Problem requirements
For the listing below, give the count of lines containing "note", and no other text.

..........

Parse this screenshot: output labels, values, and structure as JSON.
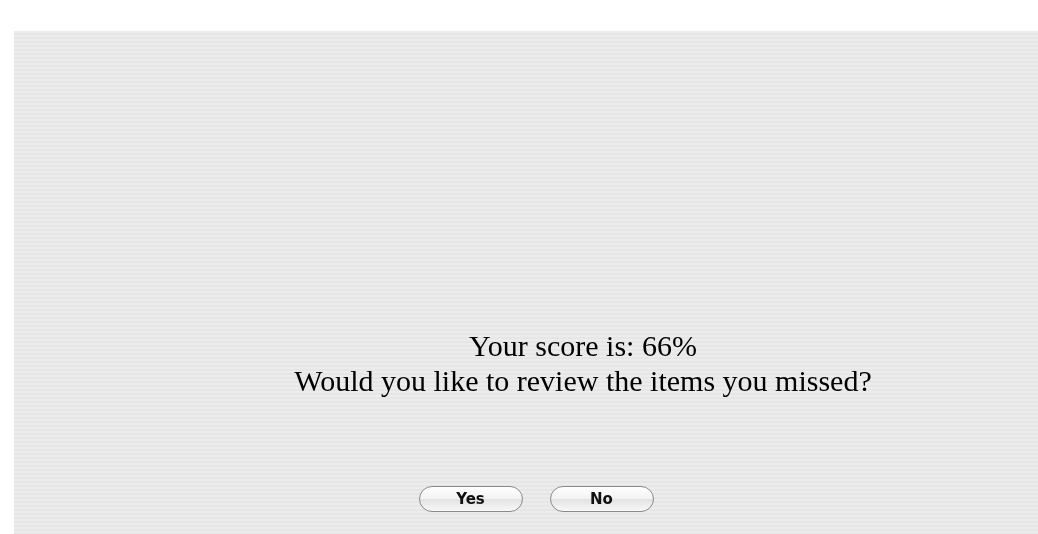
{
  "message": {
    "score_line": "Your score is: 66%",
    "question": "Would you like to review the items you missed?"
  },
  "buttons": [
    {
      "label": "Yes"
    },
    {
      "label": "No"
    }
  ]
}
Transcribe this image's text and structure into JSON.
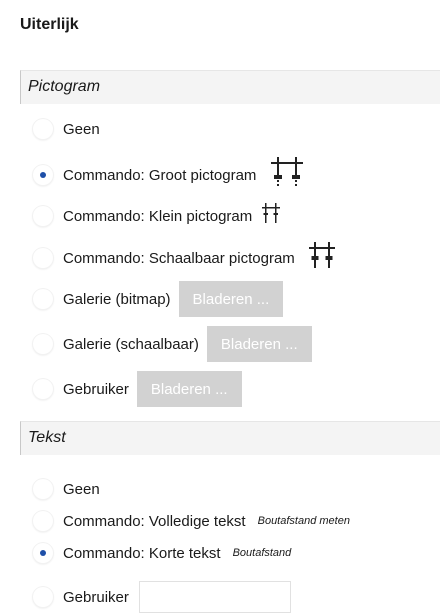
{
  "title": "Uiterlijk",
  "pictogram": {
    "header": "Pictogram",
    "options": [
      {
        "label": "Geen",
        "selected": false
      },
      {
        "label": "Commando: Groot pictogram",
        "selected": true,
        "icon": "crossbar-large-icon"
      },
      {
        "label": "Commando: Klein pictogram",
        "selected": false,
        "icon": "crossbar-small-icon"
      },
      {
        "label": "Commando: Schaalbaar pictogram",
        "selected": false,
        "icon": "crossbar-scalable-icon"
      },
      {
        "label": "Galerie (bitmap)",
        "selected": false,
        "button": "Bladeren ..."
      },
      {
        "label": "Galerie (schaalbaar)",
        "selected": false,
        "button": "Bladeren ..."
      },
      {
        "label": "Gebruiker",
        "selected": false,
        "button": "Bladeren ..."
      }
    ]
  },
  "tekst": {
    "header": "Tekst",
    "options": [
      {
        "label": "Geen",
        "selected": false
      },
      {
        "label": "Commando: Volledige tekst",
        "selected": false,
        "note": "Boutafstand meten"
      },
      {
        "label": "Commando: Korte tekst",
        "selected": true,
        "note": "Boutafstand"
      },
      {
        "label": "Gebruiker",
        "selected": false,
        "input_value": ""
      }
    ]
  },
  "colors": {
    "selected_dot": "#1e4fa8",
    "disabled_button_bg": "#d2d2d2",
    "header_bg": "#f4f4f4"
  }
}
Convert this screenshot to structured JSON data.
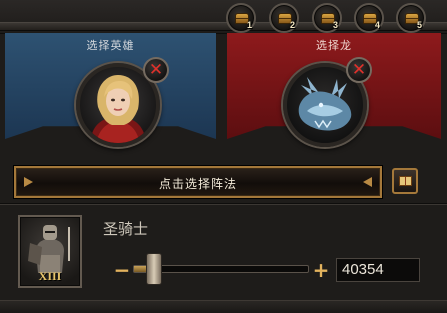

..........

Solution to this exercise
2